Data for this task -
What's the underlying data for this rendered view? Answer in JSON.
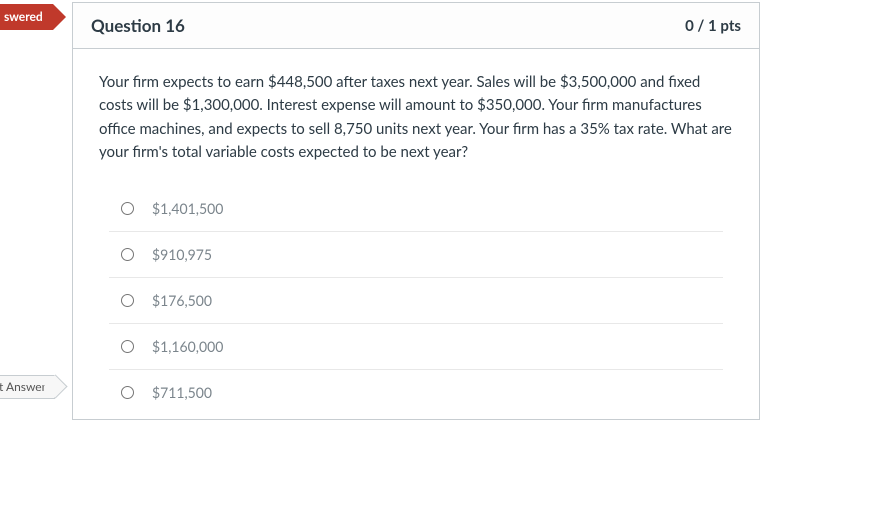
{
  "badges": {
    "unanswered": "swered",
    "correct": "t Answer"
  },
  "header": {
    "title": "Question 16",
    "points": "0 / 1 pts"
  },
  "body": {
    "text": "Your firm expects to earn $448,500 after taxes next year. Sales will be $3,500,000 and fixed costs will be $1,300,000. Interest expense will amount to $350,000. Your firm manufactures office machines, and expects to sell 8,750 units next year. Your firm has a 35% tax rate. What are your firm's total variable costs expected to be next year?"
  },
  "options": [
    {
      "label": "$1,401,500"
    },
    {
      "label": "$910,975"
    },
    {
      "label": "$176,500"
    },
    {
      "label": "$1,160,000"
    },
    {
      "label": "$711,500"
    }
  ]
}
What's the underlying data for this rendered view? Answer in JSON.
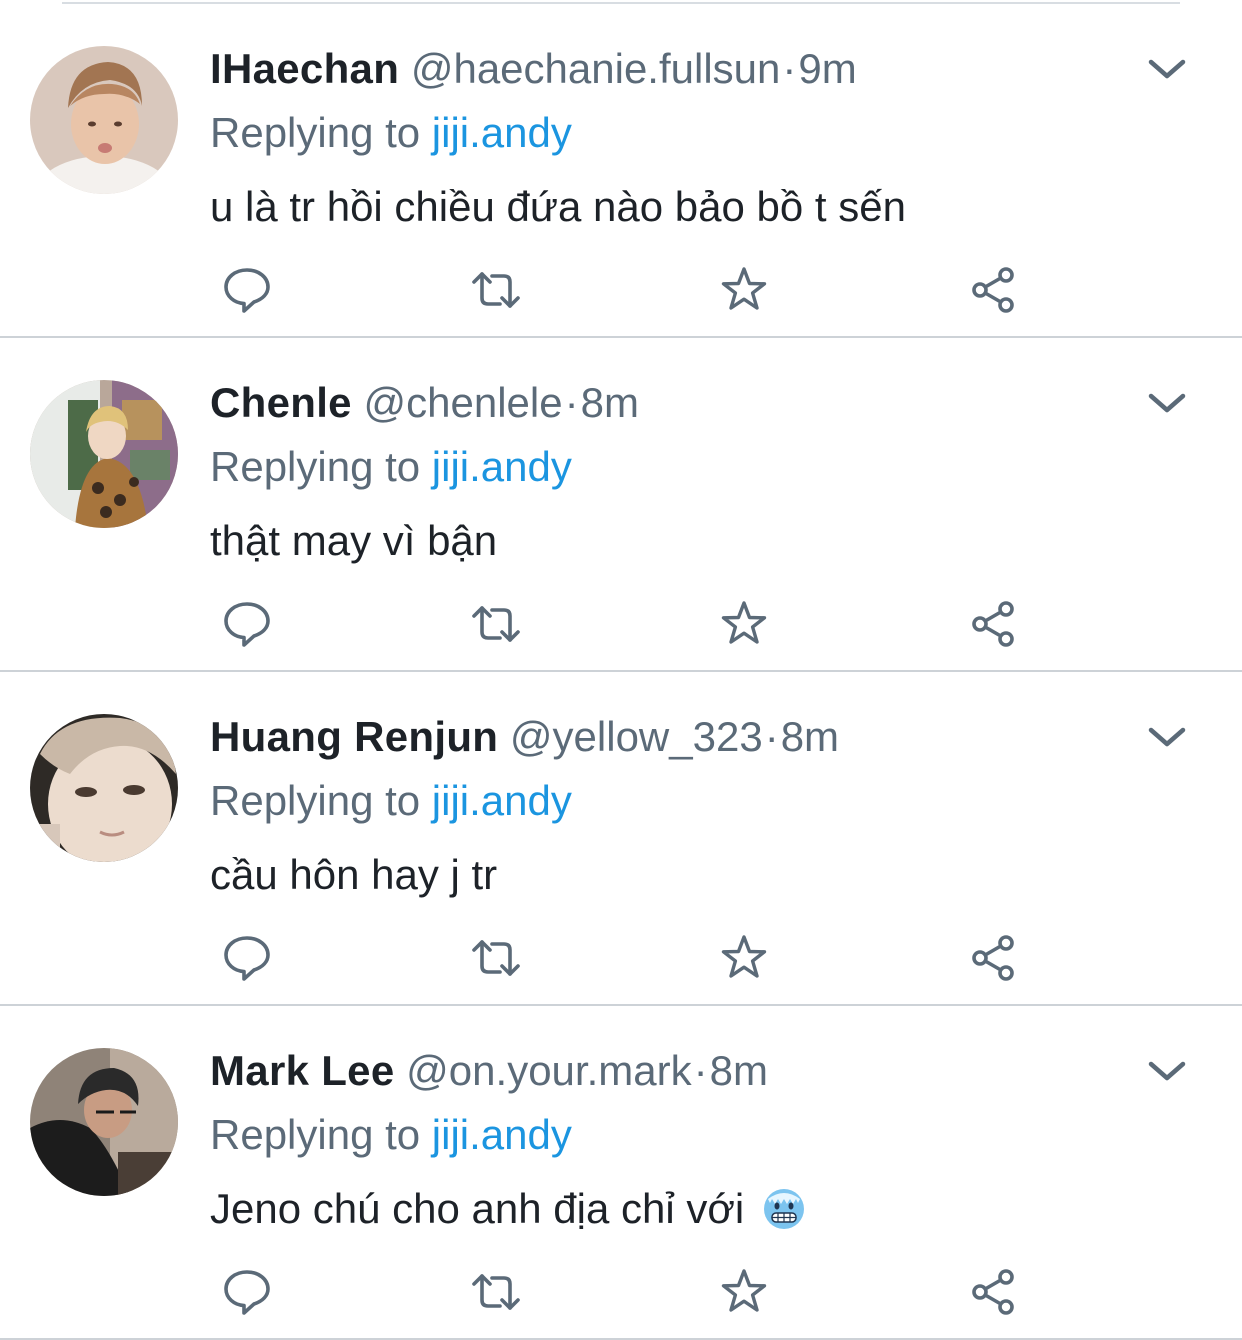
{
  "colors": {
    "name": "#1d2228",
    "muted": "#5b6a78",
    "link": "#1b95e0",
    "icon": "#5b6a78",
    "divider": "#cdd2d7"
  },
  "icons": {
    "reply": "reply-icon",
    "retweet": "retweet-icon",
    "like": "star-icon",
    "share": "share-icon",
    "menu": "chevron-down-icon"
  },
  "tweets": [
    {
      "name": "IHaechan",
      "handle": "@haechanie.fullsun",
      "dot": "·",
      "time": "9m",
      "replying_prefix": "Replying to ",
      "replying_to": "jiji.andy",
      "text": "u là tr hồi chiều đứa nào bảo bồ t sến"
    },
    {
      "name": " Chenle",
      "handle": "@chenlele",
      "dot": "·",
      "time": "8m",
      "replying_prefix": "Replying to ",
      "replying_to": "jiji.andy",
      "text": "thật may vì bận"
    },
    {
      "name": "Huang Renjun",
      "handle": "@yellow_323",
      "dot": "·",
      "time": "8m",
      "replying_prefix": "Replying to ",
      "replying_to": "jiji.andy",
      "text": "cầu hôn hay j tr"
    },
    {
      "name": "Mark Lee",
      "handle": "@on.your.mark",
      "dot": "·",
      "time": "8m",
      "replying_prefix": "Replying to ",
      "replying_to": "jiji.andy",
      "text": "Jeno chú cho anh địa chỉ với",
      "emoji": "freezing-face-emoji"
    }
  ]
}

Required work - In the records above, how many lines hold the string "text"? Reply with only the number.

Response to this task - 5